* _ROWS_
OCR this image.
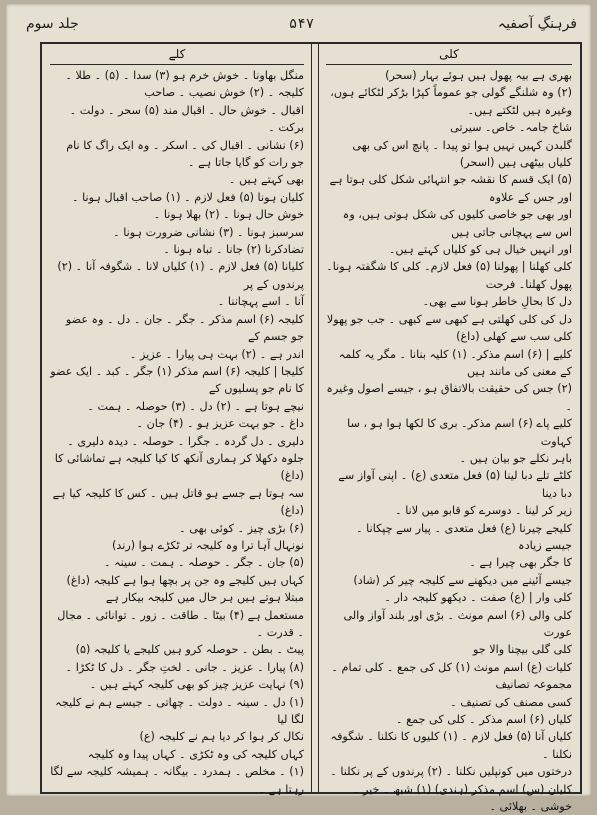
فرہنگِ آصفیہ
۵۴۷
جلد سوم
کلی
بھری ہے بیہ پھول ہیں ہوئے بہار (سحر)
(۲) وہ شلنگے گولی جو عموماً کپڑا بڑکر لٹکائے ہوں، وغیرہ ہیں لٹکتے ہیں۔
شاخ جامہ۔ خاص۔ سیرتی
گلبدن کہیں نہیں ہوا تو پیدا ۔ پانچ اس کی بھی کلیاں بیٹھی ہیں (اسحر)
(۵) ایک قسم کا نقشہ جو انتہائی شکل کلی ہوتا ہے اور جس کے علاوہ
اور بھی جو خاصی کلیوں کی شکل ہوتی ہیں، وہ اس سے پہچانی جاتی ہیں
اور انہیں خیال ہی کو کلیاں کہتے ہیں۔
کلی کھلنا | پھولنا (۵) فعل لازم۔ کلی کا شگفتہ ہونا۔ پھول کھلنا۔ فرحت
دل کا بحالِ خاطر ہونا سے بھی۔
دل کی کلی کھلتی ہے کبھی سے کبھی ۔ جب جو پھولا کلی سب سے کھلی (داغ)
کلیے | (۶) اسم مذکر۔ (۱) کلیہ بنانا ۔ مگر یہ کلمہ کے معنی کی مانند ہیں
(۲) جس کی حقیقت بالاتفاق ہو ، جیسے اصول وغیرہ ۔
کلیے پاے (۶) اسم مذکر۔ بری کا لکھا ہوا ہو ، سا کہاوت
باہر نکلے جو بیان ہیں ۔
کلٹے تلے دبا لینا (۵) فعل متعدی (ع) ۔ اپنی آواز سے دبا دینا
زیر کر لینا ۔ دوسرے کو قابو میں لانا ۔
کلیجے چیرنا (ع) فعل متعدی ۔ پیار سے چپکانا ۔ جیسے زیادہ
کا جگر بھی چیرا ہے ۔
جیسے آئینے میں دیکھنے سے کلیجہ چیر کر (شاد)
کلی وار | (ع) صفت ۔ دیکھو کلیجہ دار ۔
کلی والی (۶) اسم مونث ۔ بڑی اور بلند آواز والی عورت
کلی گلی بیچنا والا جو
کلیات (ع) اسم مونث (۱) کل کی جمع ۔ کلی تمام ۔ مجموعہ تصانیف
کسی مصنف کی تصنیف ۔
کلیاں (۶) اسم مذکر ۔ کلی کی جمع ۔
کلیاں آنا (۵) فعل لازم ۔ (۱) کلیوں کا نکلنا ۔ شگوفہ نکلنا ۔
درختوں میں کونپلیں نکلنا ۔ (۲) پرندوں کے پر نکلنا ۔
کلیان (س) اسم مذکر (ہندی) (۱) شبھ ۔ خیر ۔ خوشی ۔ بھلائی ۔
کلے
منگل بھاونا ۔ خوش خرم ہو (۳) سدا ۔ (۵) ۔ طلا ۔ کلیجہ ۔ (۲) خوش نصیب ۔ صاحب
اقبال ۔ خوش حال ۔ اقبال مند (۵) سحر ۔ دولت ۔ برکت ۔
(۶) نشانی ۔ اقبال کی ۔ اسکر ۔ وہ ایک راگ کا نام جو رات کو گایا جاتا ہے ۔
بھی کہتے ہیں ۔
کلیان ہونا (۵) فعل لازم ۔ (۱) صاحب اقبال ہونا ۔ خوش حال ہونا ۔ (۲) بھلا ہونا ۔
سرسبز ہونا ۔ (۳) نشانی ضرورت ہونا ۔
تضادکرنا (۲) جانا ۔ تباہ ہونا ۔
کلیانا (۵) فعل لازم ۔ (۱) کلیاں لانا ۔ شگوفہ آنا ۔ (۲) پرندوں کے پر
آنا ۔ اسے پہچاننا ۔
کلیجہ (۶) اسم مذکر ۔ جگر ۔ جان ۔ دل ۔ وہ عضو جو جسم کے
اندر ہے ۔ (۲) بہت ہی پیارا ۔ عزیز ۔
کلیجا | کلیجہ (۶) اسم مذکر (۱) جگر ۔ کبد ۔ ایک عضو کا نام جو پسلیوں کے
نیچے ہوتا ہے ۔ (۲) دل ۔ (۳) حوصلہ ۔ ہمت ۔
داغ ۔ جو بہت عزیز ہو ۔ (۴) جان ۔
دلیری ۔ دل گردہ ۔ جگرا ۔ حوصلہ ۔ دیدہ دلیری ۔
جلوہ دکھلا کر ہماری آنکھ کا کیا کلیجہ ہے تماشائی کا (داغ)
سہ ہوتا ہے جسے ہو قاتل ہیں ۔ کس کا کلیجہ کیا ہے (داغ)
(۶) بڑی چیز ۔ کوئی بھی ۔
نونہال آہا ترا وہ کلیجہ تر ٹکڑے ہوا (رند)
(۵) جان ۔ جگر ۔ حوصلہ ۔ ہمت ۔ سینہ ۔
کہاں ہیں کلیجے وہ جن پر بچھا ہوا ہے کلیجہ (داغ)
مبتلا ہوتے ہیں ہر حال میں کلیجہ بیکار ہے
مستعمل ہے (۴) بیٹا ۔ طاقت ۔ زور ۔ توانائی ۔ مجال ۔ قدرت ۔
پیٹ ۔ بطن ۔ حوصلہ کرو ہیں کلیجے یا کلیجہ (۵)
(۸) پیارا ۔ عزیز ۔ جانی ۔ لختِ جگر ۔ دل کا ٹکڑا ۔
(۹) نہایت عزیز چیز کو بھی کلیجہ کہتے ہیں ۔
(۱) دل ۔ سینہ ۔ دولت ۔ چھاتی ۔ جیسے ہم نے کلیجہ لگا لیا
نکال کر ہوا کر دیا ہم نے کلیجہ (ع)
کہاں کلیجہ کی وہ ٹکڑی ۔ کہاں پیدا وہ کلیجہ
(۱) ۔ مخلص ۔ ہمدرد ۔ بیگانہ ۔ ہمیشہ کلیجہ سے لگا رہتا ہے ۔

* _WRITTEN INSTRUCTION_
Extract from the data every line where "نشانی" shows up.

* _THE OUTPUT_
(۶) نشانی ۔ اقبال کی ۔ اسکر ۔ وہ ایک راگ کا نام جو رات کو گایا جاتا ہے ۔
سرسبز ہونا ۔ (۳) نشانی ضرورت ہونا ۔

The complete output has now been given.